- [Problem to work on] Write every record out again exactly as given.

- [Provided records]
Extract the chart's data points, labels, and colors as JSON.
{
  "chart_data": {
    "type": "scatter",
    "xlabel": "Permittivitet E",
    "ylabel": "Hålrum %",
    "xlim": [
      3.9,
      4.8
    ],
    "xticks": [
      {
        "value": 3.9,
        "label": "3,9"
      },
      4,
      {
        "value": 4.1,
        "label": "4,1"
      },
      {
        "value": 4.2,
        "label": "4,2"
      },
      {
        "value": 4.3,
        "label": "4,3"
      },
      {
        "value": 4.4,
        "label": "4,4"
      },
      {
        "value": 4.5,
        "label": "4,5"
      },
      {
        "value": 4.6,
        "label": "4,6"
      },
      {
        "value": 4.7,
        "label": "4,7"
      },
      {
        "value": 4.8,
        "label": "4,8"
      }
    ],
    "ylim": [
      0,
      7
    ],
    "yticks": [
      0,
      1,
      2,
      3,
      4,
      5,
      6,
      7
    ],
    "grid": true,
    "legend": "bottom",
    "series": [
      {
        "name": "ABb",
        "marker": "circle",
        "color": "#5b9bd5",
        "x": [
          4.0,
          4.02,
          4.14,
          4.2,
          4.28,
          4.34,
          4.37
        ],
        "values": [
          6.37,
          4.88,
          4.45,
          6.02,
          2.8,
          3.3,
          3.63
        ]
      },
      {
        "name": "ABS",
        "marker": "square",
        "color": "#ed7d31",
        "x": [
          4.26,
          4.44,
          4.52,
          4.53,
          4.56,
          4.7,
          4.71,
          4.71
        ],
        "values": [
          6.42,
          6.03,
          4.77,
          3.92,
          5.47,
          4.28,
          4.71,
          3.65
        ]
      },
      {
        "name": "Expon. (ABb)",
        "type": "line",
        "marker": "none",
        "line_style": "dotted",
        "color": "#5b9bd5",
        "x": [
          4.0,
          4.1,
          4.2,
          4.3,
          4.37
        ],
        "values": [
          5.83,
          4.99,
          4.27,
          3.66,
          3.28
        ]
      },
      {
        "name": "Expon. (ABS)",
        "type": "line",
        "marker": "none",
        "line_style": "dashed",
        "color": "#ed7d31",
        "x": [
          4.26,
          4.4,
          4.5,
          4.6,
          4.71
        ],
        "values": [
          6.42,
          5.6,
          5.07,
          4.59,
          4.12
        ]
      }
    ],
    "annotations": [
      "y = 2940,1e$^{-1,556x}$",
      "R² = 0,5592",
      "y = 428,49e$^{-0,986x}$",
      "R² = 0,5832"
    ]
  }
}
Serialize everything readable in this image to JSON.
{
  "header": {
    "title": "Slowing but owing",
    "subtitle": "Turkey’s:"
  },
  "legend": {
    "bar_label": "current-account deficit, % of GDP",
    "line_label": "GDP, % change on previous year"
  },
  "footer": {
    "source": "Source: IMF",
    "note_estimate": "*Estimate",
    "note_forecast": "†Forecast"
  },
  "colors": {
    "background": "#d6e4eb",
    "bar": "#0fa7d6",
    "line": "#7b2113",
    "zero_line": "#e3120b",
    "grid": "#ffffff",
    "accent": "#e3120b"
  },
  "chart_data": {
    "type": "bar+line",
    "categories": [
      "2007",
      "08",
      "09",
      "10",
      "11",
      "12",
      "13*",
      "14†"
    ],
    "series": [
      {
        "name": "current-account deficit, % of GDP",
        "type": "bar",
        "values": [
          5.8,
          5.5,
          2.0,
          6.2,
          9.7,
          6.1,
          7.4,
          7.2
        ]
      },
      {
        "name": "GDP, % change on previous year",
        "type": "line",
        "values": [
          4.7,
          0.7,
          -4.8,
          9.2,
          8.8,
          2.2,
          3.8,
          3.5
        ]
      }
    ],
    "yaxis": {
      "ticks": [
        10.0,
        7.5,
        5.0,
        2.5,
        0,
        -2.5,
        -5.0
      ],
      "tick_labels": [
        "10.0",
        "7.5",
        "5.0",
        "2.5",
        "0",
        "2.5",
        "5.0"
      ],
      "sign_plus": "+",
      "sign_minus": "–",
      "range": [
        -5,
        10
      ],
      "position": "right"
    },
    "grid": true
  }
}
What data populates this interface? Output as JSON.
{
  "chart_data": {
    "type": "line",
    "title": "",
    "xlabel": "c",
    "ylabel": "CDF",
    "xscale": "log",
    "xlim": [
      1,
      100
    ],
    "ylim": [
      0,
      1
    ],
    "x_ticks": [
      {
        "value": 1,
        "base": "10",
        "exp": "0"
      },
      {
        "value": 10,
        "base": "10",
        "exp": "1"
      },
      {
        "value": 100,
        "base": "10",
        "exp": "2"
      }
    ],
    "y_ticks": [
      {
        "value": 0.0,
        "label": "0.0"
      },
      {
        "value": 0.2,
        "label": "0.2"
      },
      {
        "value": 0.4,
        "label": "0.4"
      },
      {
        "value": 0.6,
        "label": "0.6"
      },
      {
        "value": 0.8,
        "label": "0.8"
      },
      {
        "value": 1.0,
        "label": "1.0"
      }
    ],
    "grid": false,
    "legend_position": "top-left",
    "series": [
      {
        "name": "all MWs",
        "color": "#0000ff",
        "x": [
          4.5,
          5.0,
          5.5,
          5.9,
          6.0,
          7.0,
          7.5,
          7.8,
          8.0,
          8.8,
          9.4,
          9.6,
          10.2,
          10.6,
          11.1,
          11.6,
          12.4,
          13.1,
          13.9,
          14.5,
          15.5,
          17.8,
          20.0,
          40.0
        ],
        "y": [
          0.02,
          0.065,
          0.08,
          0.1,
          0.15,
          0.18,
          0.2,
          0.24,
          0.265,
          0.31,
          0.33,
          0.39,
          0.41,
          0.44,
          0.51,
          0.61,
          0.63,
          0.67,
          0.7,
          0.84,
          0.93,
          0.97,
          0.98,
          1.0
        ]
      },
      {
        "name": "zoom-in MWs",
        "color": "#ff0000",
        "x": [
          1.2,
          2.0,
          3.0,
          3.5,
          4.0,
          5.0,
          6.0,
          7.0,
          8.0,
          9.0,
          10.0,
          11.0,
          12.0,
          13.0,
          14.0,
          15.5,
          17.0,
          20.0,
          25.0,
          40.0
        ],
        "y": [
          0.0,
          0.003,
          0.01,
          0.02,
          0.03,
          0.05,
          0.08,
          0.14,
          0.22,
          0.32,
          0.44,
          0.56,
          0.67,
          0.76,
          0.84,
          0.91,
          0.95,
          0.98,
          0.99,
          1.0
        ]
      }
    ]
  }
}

- [Written answer]
Extract the chart's data points, labels, and colors as JSON.
{
  "chart_data": {
    "type": "scatter",
    "xlabel": "Permittivitet E",
    "ylabel": "Hålrum %",
    "xlim": [
      3.9,
      4.8
    ],
    "xticks": [
      {
        "value": 3.9,
        "label": "3,9"
      },
      4,
      {
        "value": 4.1,
        "label": "4,1"
      },
      {
        "value": 4.2,
        "label": "4,2"
      },
      {
        "value": 4.3,
        "label": "4,3"
      },
      {
        "value": 4.4,
        "label": "4,4"
      },
      {
        "value": 4.5,
        "label": "4,5"
      },
      {
        "value": 4.6,
        "label": "4,6"
      },
      {
        "value": 4.7,
        "label": "4,7"
      },
      {
        "value": 4.8,
        "label": "4,8"
      }
    ],
    "ylim": [
      0,
      7
    ],
    "yticks": [
      0,
      1,
      2,
      3,
      4,
      5,
      6,
      7
    ],
    "grid": true,
    "legend": "bottom",
    "series": [
      {
        "name": "ABb",
        "marker": "circle",
        "color": "#5b9bd5",
        "x": [
          4.0,
          4.02,
          4.14,
          4.2,
          4.28,
          4.34,
          4.37
        ],
        "values": [
          6.37,
          4.88,
          4.45,
          6.02,
          2.8,
          3.3,
          3.63
        ]
      },
      {
        "name": "ABS",
        "marker": "square",
        "color": "#ed7d31",
        "x": [
          4.26,
          4.44,
          4.52,
          4.53,
          4.56,
          4.7,
          4.71,
          4.71
        ],
        "values": [
          6.42,
          6.03,
          4.77,
          3.92,
          5.47,
          4.28,
          4.71,
          3.65
        ]
      },
      {
        "name": "Expon. (ABb)",
        "type": "line",
        "marker": "none",
        "line_style": "dotted",
        "color": "#5b9bd5",
        "x": [
          4.0,
          4.1,
          4.2,
          4.3,
          4.37
        ],
        "values": [
          5.83,
          4.99,
          4.27,
          3.66,
          3.28
        ]
      },
      {
        "name": "Expon. (ABS)",
        "type": "line",
        "marker": "none",
        "line_style": "dashed",
        "color": "#ed7d31",
        "x": [
          4.26,
          4.4,
          4.5,
          4.6,
          4.71
        ],
        "values": [
          6.42,
          5.6,
          5.07,
          4.59,
          4.12
        ]
      }
    ],
    "annotations": [
      "y = 2940,1e$^{-1,556x}$",
      "R² = 0,5592",
      "y = 428,49e$^{-0,986x}$",
      "R² = 0,5832"
    ]
  }
}
Serialize everything readable in this image to JSON.
{
  "header": {
    "title": "Slowing but owing",
    "subtitle": "Turkey’s:"
  },
  "legend": {
    "bar_label": "current-account deficit, % of GDP",
    "line_label": "GDP, % change on previous year"
  },
  "footer": {
    "source": "Source: IMF",
    "note_estimate": "*Estimate",
    "note_forecast": "†Forecast"
  },
  "colors": {
    "background": "#d6e4eb",
    "bar": "#0fa7d6",
    "line": "#7b2113",
    "zero_line": "#e3120b",
    "grid": "#ffffff",
    "accent": "#e3120b"
  },
  "chart_data": {
    "type": "bar+line",
    "categories": [
      "2007",
      "08",
      "09",
      "10",
      "11",
      "12",
      "13*",
      "14†"
    ],
    "series": [
      {
        "name": "current-account deficit, % of GDP",
        "type": "bar",
        "values": [
          5.8,
          5.5,
          2.0,
          6.2,
          9.7,
          6.1,
          7.4,
          7.2
        ]
      },
      {
        "name": "GDP, % change on previous year",
        "type": "line",
        "values": [
          4.7,
          0.7,
          -4.8,
          9.2,
          8.8,
          2.2,
          3.8,
          3.5
        ]
      }
    ],
    "yaxis": {
      "ticks": [
        10.0,
        7.5,
        5.0,
        2.5,
        0,
        -2.5,
        -5.0
      ],
      "tick_labels": [
        "10.0",
        "7.5",
        "5.0",
        "2.5",
        "0",
        "2.5",
        "5.0"
      ],
      "sign_plus": "+",
      "sign_minus": "–",
      "range": [
        -5,
        10
      ],
      "position": "right"
    },
    "grid": true
  }
}
What data populates this interface? Output as JSON.
{
  "chart_data": {
    "type": "line",
    "title": "",
    "xlabel": "c",
    "ylabel": "CDF",
    "xscale": "log",
    "xlim": [
      1,
      100
    ],
    "ylim": [
      0,
      1
    ],
    "x_ticks": [
      {
        "value": 1,
        "base": "10",
        "exp": "0"
      },
      {
        "value": 10,
        "base": "10",
        "exp": "1"
      },
      {
        "value": 100,
        "base": "10",
        "exp": "2"
      }
    ],
    "y_ticks": [
      {
        "value": 0.0,
        "label": "0.0"
      },
      {
        "value": 0.2,
        "label": "0.2"
      },
      {
        "value": 0.4,
        "label": "0.4"
      },
      {
        "value": 0.6,
        "label": "0.6"
      },
      {
        "value": 0.8,
        "label": "0.8"
      },
      {
        "value": 1.0,
        "label": "1.0"
      }
    ],
    "grid": false,
    "legend_position": "top-left",
    "series": [
      {
        "name": "all MWs",
        "color": "#0000ff",
        "x": [
          4.5,
          5.0,
          5.5,
          5.9,
          6.0,
          7.0,
          7.5,
          7.8,
          8.0,
          8.8,
          9.4,
          9.6,
          10.2,
          10.6,
          11.1,
          11.6,
          12.4,
          13.1,
          13.9,
          14.5,
          15.5,
          17.8,
          20.0,
          40.0
        ],
        "y": [
          0.02,
          0.065,
          0.08,
          0.1,
          0.15,
          0.18,
          0.2,
          0.24,
          0.265,
          0.31,
          0.33,
          0.39,
          0.41,
          0.44,
          0.51,
          0.61,
          0.63,
          0.67,
          0.7,
          0.84,
          0.93,
          0.97,
          0.98,
          1.0
        ]
      },
      {
        "name": "zoom-in MWs",
        "color": "#ff0000",
        "x": [
          1.2,
          2.0,
          3.0,
          3.5,
          4.0,
          5.0,
          6.0,
          7.0,
          8.0,
          9.0,
          10.0,
          11.0,
          12.0,
          13.0,
          14.0,
          15.5,
          17.0,
          20.0,
          25.0,
          40.0
        ],
        "y": [
          0.0,
          0.003,
          0.01,
          0.02,
          0.03,
          0.05,
          0.08,
          0.14,
          0.22,
          0.32,
          0.44,
          0.56,
          0.67,
          0.76,
          0.84,
          0.91,
          0.95,
          0.98,
          0.99,
          1.0
        ]
      }
    ]
  }
}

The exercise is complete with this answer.